### Records for the exercise
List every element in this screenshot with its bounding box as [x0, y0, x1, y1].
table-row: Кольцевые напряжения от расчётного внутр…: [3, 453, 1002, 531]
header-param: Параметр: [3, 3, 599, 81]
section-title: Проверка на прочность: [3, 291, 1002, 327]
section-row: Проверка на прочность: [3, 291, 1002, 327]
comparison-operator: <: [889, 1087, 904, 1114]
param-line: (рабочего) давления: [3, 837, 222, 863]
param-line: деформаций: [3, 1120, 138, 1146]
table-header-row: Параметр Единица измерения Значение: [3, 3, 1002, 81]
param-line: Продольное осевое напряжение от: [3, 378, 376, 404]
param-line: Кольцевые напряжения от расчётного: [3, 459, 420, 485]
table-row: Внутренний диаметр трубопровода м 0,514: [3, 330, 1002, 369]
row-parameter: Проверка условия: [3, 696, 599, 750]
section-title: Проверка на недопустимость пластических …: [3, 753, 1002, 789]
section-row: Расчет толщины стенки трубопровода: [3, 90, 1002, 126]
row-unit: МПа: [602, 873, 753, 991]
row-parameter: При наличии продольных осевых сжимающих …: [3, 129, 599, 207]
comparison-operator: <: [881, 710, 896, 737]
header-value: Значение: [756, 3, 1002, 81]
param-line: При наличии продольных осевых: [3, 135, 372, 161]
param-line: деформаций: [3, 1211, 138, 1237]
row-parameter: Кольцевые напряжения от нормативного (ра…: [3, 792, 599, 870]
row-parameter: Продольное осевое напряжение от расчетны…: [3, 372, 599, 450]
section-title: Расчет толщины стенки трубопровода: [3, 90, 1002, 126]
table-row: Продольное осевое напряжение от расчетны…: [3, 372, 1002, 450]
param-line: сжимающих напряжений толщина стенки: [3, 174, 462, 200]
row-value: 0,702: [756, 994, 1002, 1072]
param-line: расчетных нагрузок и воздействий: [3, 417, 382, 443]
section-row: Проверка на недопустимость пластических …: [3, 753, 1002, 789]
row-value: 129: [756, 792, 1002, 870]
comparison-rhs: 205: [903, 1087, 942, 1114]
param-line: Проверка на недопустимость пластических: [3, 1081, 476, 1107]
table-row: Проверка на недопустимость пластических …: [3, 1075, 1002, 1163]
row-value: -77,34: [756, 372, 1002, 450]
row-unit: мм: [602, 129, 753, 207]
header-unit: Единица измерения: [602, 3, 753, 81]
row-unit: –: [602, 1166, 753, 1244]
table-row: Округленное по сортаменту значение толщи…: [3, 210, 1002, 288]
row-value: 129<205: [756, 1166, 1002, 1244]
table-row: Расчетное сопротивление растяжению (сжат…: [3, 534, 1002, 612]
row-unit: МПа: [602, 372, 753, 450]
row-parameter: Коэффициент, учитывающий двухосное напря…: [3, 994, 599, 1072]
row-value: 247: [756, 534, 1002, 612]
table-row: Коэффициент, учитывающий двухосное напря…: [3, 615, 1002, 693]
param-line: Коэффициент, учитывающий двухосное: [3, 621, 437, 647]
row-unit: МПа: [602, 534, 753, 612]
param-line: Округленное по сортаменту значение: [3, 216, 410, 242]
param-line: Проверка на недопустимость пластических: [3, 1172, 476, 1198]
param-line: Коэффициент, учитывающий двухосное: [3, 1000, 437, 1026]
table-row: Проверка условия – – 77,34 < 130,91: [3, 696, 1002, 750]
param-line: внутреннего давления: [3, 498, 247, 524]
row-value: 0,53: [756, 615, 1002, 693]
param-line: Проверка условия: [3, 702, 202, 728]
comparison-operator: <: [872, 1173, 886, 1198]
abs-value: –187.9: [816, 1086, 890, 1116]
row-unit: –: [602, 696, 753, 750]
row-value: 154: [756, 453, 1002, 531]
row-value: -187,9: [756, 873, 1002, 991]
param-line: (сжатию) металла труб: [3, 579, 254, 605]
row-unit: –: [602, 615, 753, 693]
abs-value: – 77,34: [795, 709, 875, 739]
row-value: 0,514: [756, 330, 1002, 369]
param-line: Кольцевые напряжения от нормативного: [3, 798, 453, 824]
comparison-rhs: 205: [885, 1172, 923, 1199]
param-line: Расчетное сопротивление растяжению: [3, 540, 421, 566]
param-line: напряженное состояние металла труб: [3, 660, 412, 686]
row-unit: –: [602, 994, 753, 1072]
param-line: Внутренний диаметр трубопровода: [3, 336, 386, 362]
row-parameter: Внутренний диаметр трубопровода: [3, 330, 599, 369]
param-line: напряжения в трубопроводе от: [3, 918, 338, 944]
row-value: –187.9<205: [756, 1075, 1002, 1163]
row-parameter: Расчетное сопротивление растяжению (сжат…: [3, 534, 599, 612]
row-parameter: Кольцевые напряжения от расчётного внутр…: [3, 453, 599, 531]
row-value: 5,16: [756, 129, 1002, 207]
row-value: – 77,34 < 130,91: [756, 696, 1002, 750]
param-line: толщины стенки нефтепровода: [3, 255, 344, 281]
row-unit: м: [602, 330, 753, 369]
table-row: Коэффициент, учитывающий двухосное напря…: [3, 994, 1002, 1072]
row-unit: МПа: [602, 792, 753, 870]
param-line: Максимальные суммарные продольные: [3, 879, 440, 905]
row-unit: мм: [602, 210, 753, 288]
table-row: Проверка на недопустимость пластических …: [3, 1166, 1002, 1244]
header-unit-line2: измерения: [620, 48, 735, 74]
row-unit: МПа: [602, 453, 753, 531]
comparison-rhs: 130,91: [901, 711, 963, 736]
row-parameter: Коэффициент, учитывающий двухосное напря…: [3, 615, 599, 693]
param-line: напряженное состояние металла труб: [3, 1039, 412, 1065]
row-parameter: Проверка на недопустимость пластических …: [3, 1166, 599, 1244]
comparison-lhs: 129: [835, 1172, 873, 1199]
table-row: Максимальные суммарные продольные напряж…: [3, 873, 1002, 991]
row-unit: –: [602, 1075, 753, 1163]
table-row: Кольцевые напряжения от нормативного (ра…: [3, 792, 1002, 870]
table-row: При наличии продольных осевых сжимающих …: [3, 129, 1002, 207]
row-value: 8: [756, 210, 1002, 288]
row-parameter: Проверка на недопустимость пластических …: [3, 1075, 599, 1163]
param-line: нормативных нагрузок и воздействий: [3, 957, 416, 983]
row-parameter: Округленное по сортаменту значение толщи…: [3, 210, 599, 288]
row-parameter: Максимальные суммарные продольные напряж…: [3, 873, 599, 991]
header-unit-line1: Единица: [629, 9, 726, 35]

### To do
Reproduce every line of the entries above word for word, leaving nothing out and changing nothing.

### Exercise output
List every element in this screenshot with its bounding box as [x0, y0, x1, y1].
table-row: Кольцевые напряжения от расчётного внутр…: [3, 453, 1002, 531]
header-param: Параметр: [3, 3, 599, 81]
section-title: Проверка на прочность: [3, 291, 1002, 327]
section-row: Проверка на прочность: [3, 291, 1002, 327]
comparison-operator: <: [889, 1087, 904, 1114]
param-line: (рабочего) давления: [3, 837, 222, 863]
param-line: деформаций: [3, 1120, 138, 1146]
table-header-row: Параметр Единица измерения Значение: [3, 3, 1002, 81]
param-line: Продольное осевое напряжение от: [3, 378, 376, 404]
param-line: Кольцевые напряжения от расчётного: [3, 459, 420, 485]
table-row: Внутренний диаметр трубопровода м 0,514: [3, 330, 1002, 369]
row-parameter: Проверка условия: [3, 696, 599, 750]
section-title: Проверка на недопустимость пластических …: [3, 753, 1002, 789]
section-row: Расчет толщины стенки трубопровода: [3, 90, 1002, 126]
row-unit: МПа: [602, 873, 753, 991]
row-parameter: При наличии продольных осевых сжимающих …: [3, 129, 599, 207]
comparison-operator: <: [881, 710, 896, 737]
header-value: Значение: [756, 3, 1002, 81]
param-line: При наличии продольных осевых: [3, 135, 372, 161]
param-line: деформаций: [3, 1211, 138, 1237]
row-parameter: Кольцевые напряжения от нормативного (ра…: [3, 792, 599, 870]
row-parameter: Продольное осевое напряжение от расчетны…: [3, 372, 599, 450]
section-title: Расчет толщины стенки трубопровода: [3, 90, 1002, 126]
table-row: Продольное осевое напряжение от расчетны…: [3, 372, 1002, 450]
param-line: сжимающих напряжений толщина стенки: [3, 174, 462, 200]
row-value: 0,702: [756, 994, 1002, 1072]
param-line: расчетных нагрузок и воздействий: [3, 417, 382, 443]
section-row: Проверка на недопустимость пластических …: [3, 753, 1002, 789]
row-value: 129: [756, 792, 1002, 870]
comparison-rhs: 205: [903, 1087, 942, 1114]
param-line: Проверка на недопустимость пластических: [3, 1081, 476, 1107]
table-row: Проверка на недопустимость пластических …: [3, 1075, 1002, 1163]
row-value: -77,34: [756, 372, 1002, 450]
row-unit: мм: [602, 129, 753, 207]
header-unit: Единица измерения: [602, 3, 753, 81]
row-unit: –: [602, 1166, 753, 1244]
table-row: Округленное по сортаменту значение толщи…: [3, 210, 1002, 288]
row-value: 129<205: [756, 1166, 1002, 1244]
table-row: Расчетное сопротивление растяжению (сжат…: [3, 534, 1002, 612]
row-unit: МПа: [602, 372, 753, 450]
row-parameter: Коэффициент, учитывающий двухосное напря…: [3, 994, 599, 1072]
row-value: 247: [756, 534, 1002, 612]
table-row: Коэффициент, учитывающий двухосное напря…: [3, 615, 1002, 693]
param-line: Коэффициент, учитывающий двухосное: [3, 621, 437, 647]
row-unit: МПа: [602, 534, 753, 612]
param-line: Округленное по сортаменту значение: [3, 216, 410, 242]
param-line: Проверка на недопустимость пластических: [3, 1172, 476, 1198]
param-line: Коэффициент, учитывающий двухосное: [3, 1000, 437, 1026]
table-row: Проверка условия – – 77,34 < 130,91: [3, 696, 1002, 750]
param-line: внутреннего давления: [3, 498, 247, 524]
row-value: 0,53: [756, 615, 1002, 693]
param-line: Проверка условия: [3, 702, 202, 728]
comparison-operator: <: [872, 1173, 886, 1198]
abs-value: –187.9: [816, 1086, 890, 1116]
row-unit: –: [602, 696, 753, 750]
row-value: 154: [756, 453, 1002, 531]
row-value: -187,9: [756, 873, 1002, 991]
param-line: (сжатию) металла труб: [3, 579, 254, 605]
row-unit: –: [602, 615, 753, 693]
abs-value: – 77,34: [795, 709, 875, 739]
row-value: 0,514: [756, 330, 1002, 369]
param-line: Кольцевые напряжения от нормативного: [3, 798, 453, 824]
comparison-rhs: 205: [885, 1172, 923, 1199]
param-line: Расчетное сопротивление растяжению: [3, 540, 421, 566]
param-line: напряженное состояние металла труб: [3, 660, 412, 686]
row-unit: –: [602, 994, 753, 1072]
param-line: Внутренний диаметр трубопровода: [3, 336, 386, 362]
row-parameter: Внутренний диаметр трубопровода: [3, 330, 599, 369]
param-line: напряжения в трубопроводе от: [3, 918, 338, 944]
row-value: –187.9<205: [756, 1075, 1002, 1163]
row-parameter: Расчетное сопротивление растяжению (сжат…: [3, 534, 599, 612]
row-parameter: Кольцевые напряжения от расчётного внутр…: [3, 453, 599, 531]
row-value: 5,16: [756, 129, 1002, 207]
row-value: – 77,34 < 130,91: [756, 696, 1002, 750]
param-line: толщины стенки нефтепровода: [3, 255, 344, 281]
row-unit: м: [602, 330, 753, 369]
table-row: Коэффициент, учитывающий двухосное напря…: [3, 994, 1002, 1072]
row-unit: МПа: [602, 792, 753, 870]
param-line: Максимальные суммарные продольные: [3, 879, 440, 905]
row-unit: мм: [602, 210, 753, 288]
table-row: Проверка на недопустимость пластических …: [3, 1166, 1002, 1244]
header-unit-line2: измерения: [620, 48, 735, 74]
row-unit: МПа: [602, 453, 753, 531]
comparison-rhs: 130,91: [901, 711, 963, 736]
row-parameter: Коэффициент, учитывающий двухосное напря…: [3, 615, 599, 693]
param-line: напряженное состояние металла труб: [3, 1039, 412, 1065]
row-parameter: Проверка на недопустимость пластических …: [3, 1166, 599, 1244]
comparison-lhs: 129: [835, 1172, 873, 1199]
table-row: Максимальные суммарные продольные напряж…: [3, 873, 1002, 991]
row-unit: –: [602, 1075, 753, 1163]
table-row: Кольцевые напряжения от нормативного (ра…: [3, 792, 1002, 870]
table-row: При наличии продольных осевых сжимающих …: [3, 129, 1002, 207]
row-value: 8: [756, 210, 1002, 288]
row-parameter: Проверка на недопустимость пластических …: [3, 1075, 599, 1163]
param-line: нормативных нагрузок и воздействий: [3, 957, 416, 983]
row-parameter: Округленное по сортаменту значение толщи…: [3, 210, 599, 288]
row-parameter: Максимальные суммарные продольные напряж…: [3, 873, 599, 991]
header-unit-line1: Единица: [629, 9, 726, 35]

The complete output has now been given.